* [Given exercise]: Here are some records. Copy each one exactly.

* [Dataset rows]:
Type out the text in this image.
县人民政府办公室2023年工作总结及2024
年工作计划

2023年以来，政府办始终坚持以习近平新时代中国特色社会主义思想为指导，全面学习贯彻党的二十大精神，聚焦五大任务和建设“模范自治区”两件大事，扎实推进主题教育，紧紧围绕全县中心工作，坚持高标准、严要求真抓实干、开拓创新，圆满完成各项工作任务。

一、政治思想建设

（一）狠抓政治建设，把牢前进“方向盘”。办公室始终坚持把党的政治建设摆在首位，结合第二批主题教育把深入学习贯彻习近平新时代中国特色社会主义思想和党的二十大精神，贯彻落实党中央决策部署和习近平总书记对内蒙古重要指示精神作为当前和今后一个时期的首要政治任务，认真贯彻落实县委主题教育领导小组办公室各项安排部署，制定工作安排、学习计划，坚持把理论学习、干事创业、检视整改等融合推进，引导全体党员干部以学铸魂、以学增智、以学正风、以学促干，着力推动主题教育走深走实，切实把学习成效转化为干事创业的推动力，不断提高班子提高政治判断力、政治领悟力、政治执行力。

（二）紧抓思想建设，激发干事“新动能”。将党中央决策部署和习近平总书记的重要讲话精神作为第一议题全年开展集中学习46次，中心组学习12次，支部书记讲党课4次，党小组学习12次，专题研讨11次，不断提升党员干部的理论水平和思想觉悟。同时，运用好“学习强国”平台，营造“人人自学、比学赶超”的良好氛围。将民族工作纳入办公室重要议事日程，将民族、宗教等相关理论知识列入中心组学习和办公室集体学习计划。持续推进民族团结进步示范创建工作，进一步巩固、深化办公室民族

* [Task output]:
Type out the text in this image.
县人民政府办公室2023年工作总结及2024
年工作计划

2023年以来，政府办始终坚持以习近平新时代中国特色社会主义思想为指导，全面学习贯彻党的二十大精神，聚焦五大任务和建设“模范自治区”两件大事，扎实推进主题教育，紧紧围绕全县中心工作，坚持高标准、严要求真抓实干、开拓创新，圆满完成各项工作任务。

一、政治思想建设

（一）狠抓政治建设，把牢前进“方向盘”。办公室始终坚持把党的政治建设摆在首位，结合第二批主题教育把深入学习贯彻习近平新时代中国特色社会主义思想和党的二十大精神，贯彻落实党中央决策部署和习近平总书记对内蒙古重要指示精神作为当前和今后一个时期的首要政治任务，认真贯彻落实县委主题教育领导小组办公室各项安排部署，制定工作安排、学习计划，坚持把理论学习、干事创业、检视整改等融合推进，引导全体党员干部以学铸魂、以学增智、以学正风、以学促干，着力推动主题教育走深走实，切实把学习成效转化为干事创业的推动力，不断提高班子提高政治判断力、政治领悟力、政治执行力。

（二）紧抓思想建设，激发干事“新动能”。将党中央决策部署和习近平总书记的重要讲话精神作为第一议题全年开展集中学习46次，中心组学习12次，支部书记讲党课4次，党小组学习12次，专题研讨11次，不断提升党员干部的理论水平和思想觉悟。同时，运用好“学习强国”平台，营造“人人自学、比学赶超”的良好氛围。将民族工作纳入办公室重要议事日程，将民族、宗教等相关理论知识列入中心组学习和办公室集体学习计划。持续推进民族团结进步示范创建工作，进一步巩固、深化办公室民族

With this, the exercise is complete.